(Collected data entries)
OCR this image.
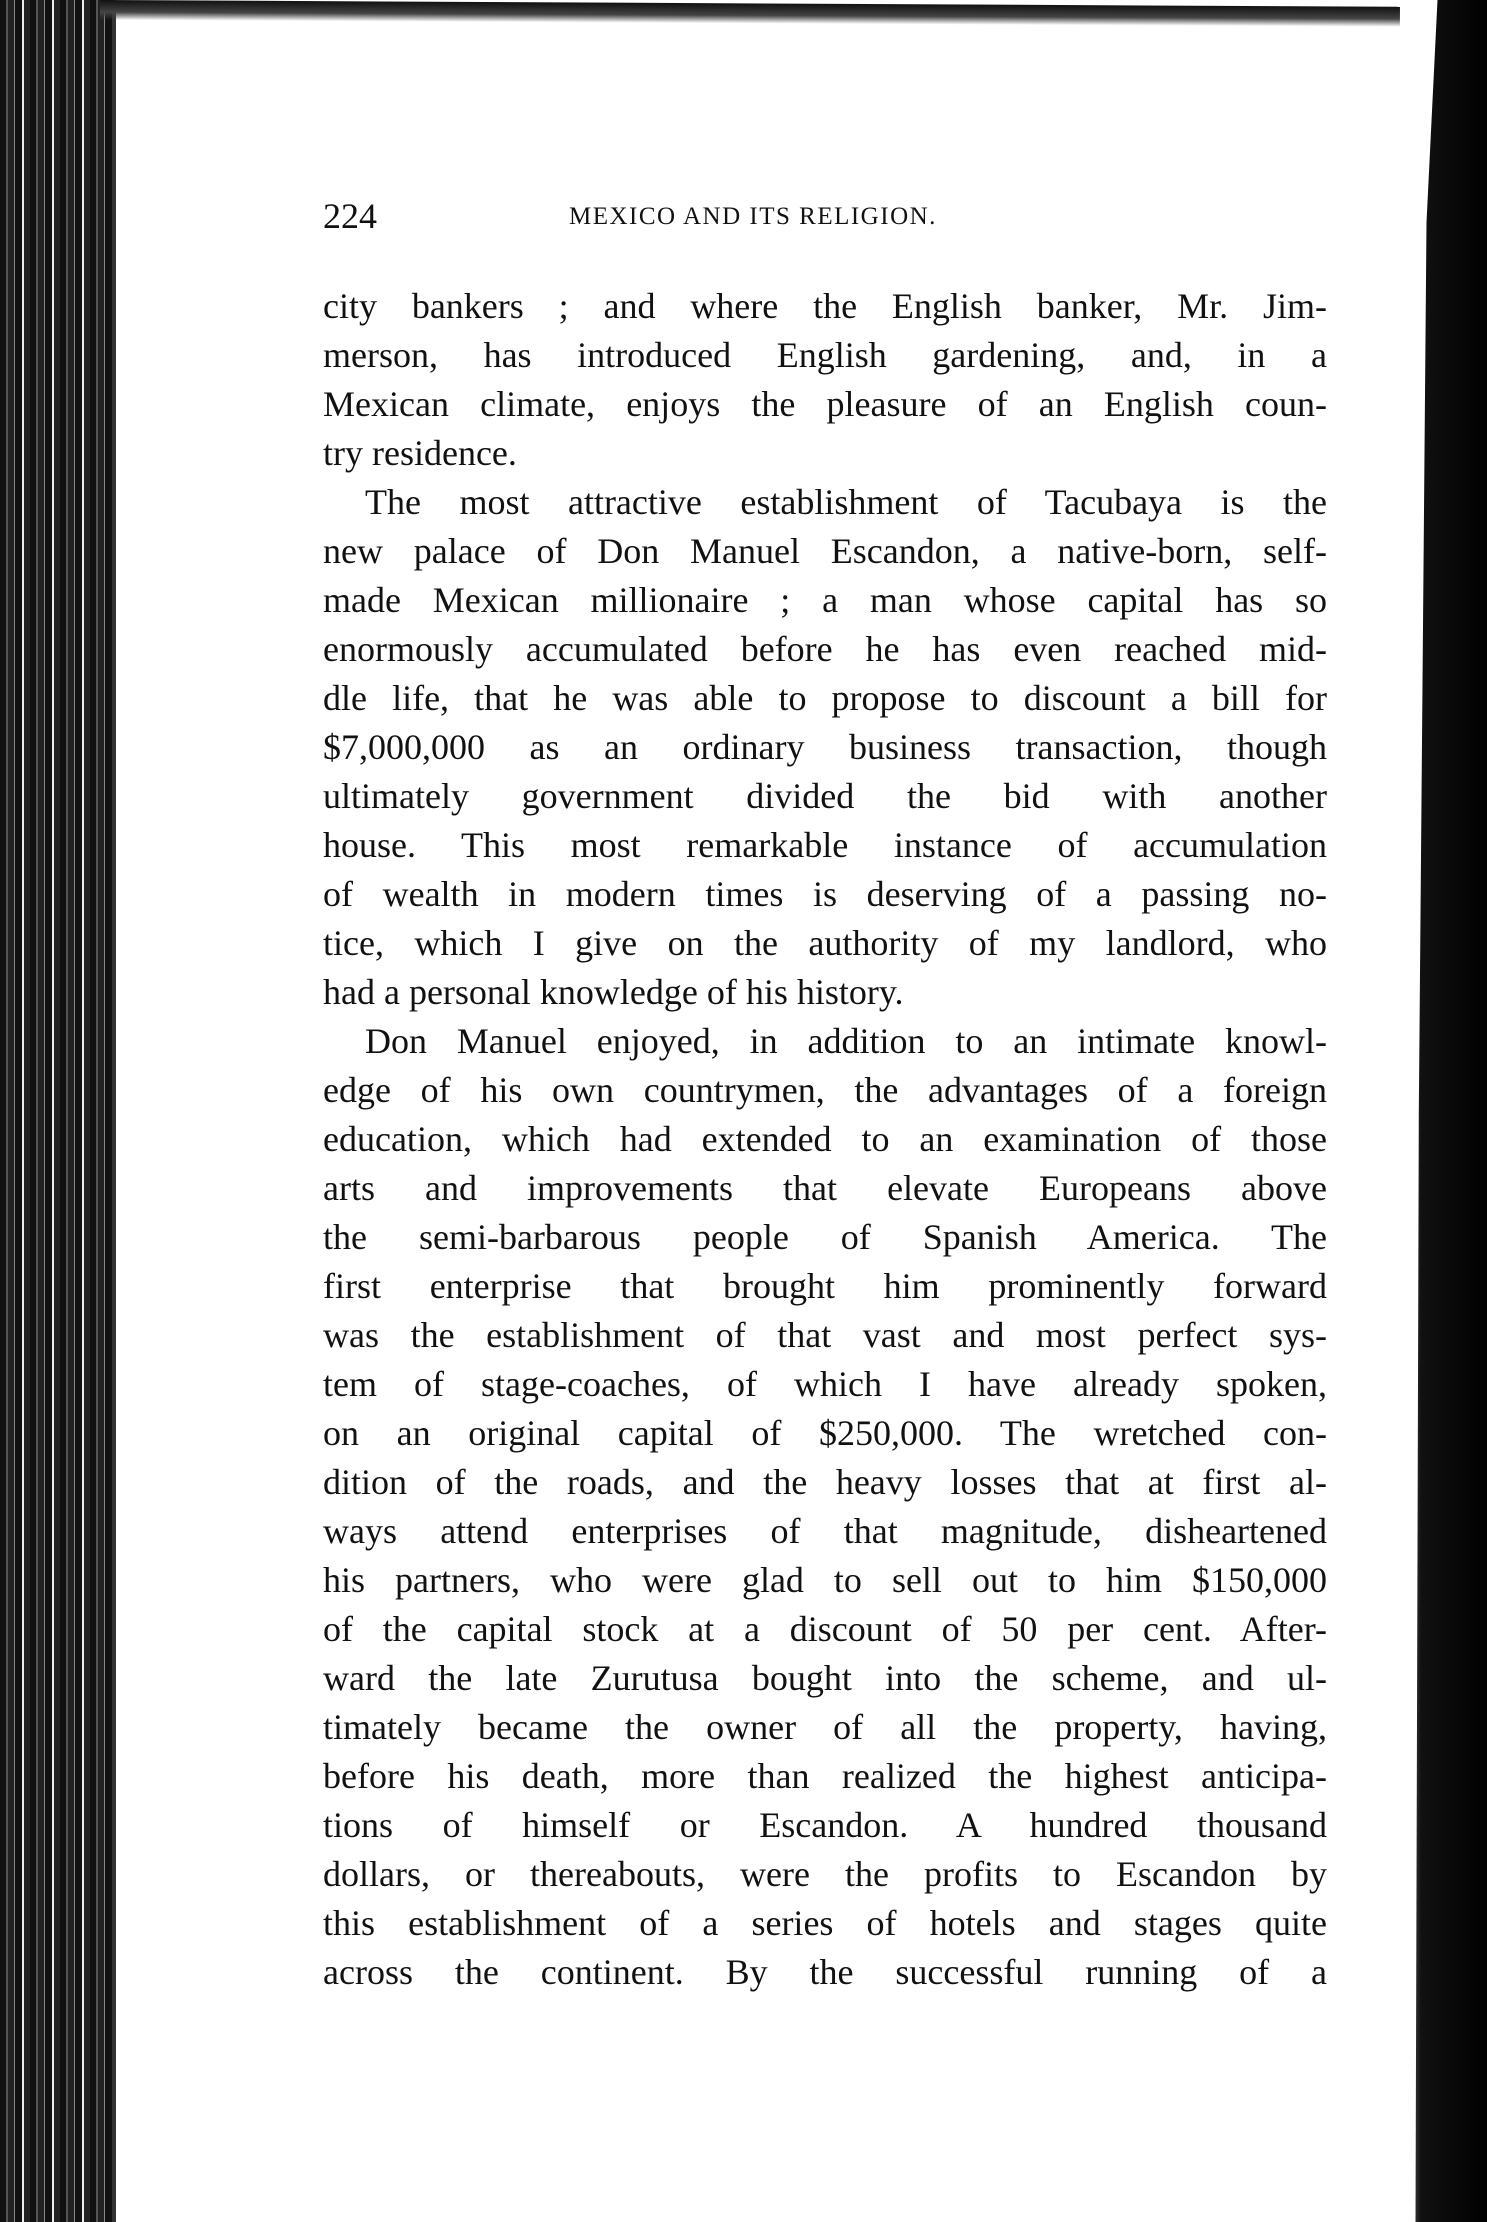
224	MEXICO AND ITS RELIGION.
city bankers ; and where the English banker, Mr. Jim-
merson, has introduced English gardening, and, in a
Mexican climate, enjoys the pleasure of an English coun-
try residence.
The most attractive establishment of Tacubaya is the
new palace of Don Manuel Escandon, a native-born, self-
made Mexican millionaire ; a man whose capital has so
enormously accumulated before he has even reached mid-
dle life, that he was able to propose to discount a bill for
$7,000,000 as an ordinary business transaction, though
ultimately government divided the bid with another
house. This most remarkable instance of accumulation
of wealth in modern times is deserving of a passing no-
tice, which I give on the authority of my landlord, who
had a personal knowledge of his history.
Don Manuel enjoyed, in addition to an intimate knowl-
edge of his own countrymen, the advantages of a foreign
education, which had extended to an examination of those
arts and improvements that elevate Europeans above
the semi-barbarous people of Spanish America. The
first enterprise that brought him prominently forward
was the establishment of that vast and most perfect sys-
tem of stage-coaches, of which I have already spoken,
on an original capital of $250,000. The wretched con-
dition of the roads, and the heavy losses that at first al-
ways attend enterprises of that magnitude, disheartened
his partners, who were glad to sell out to him $150,000
of the capital stock at a discount of 50 per cent. After-
ward the late Zurutusa bought into the scheme, and ul-
timately became the owner of all the property, having,
before his death, more than realized the highest anticipa-
tions of himself or Escandon. A hundred thousand
dollars, or thereabouts, were the profits to Escandon by
this establishment of a series of hotels and stages quite
across the continent. By the successful running of a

# Stated task:
Search the data for the string "discount" and copy each line where it appears.

# The result:
dle life, that he was able to propose to discount a bill for
of the capital stock at a discount of 50 per cent. After-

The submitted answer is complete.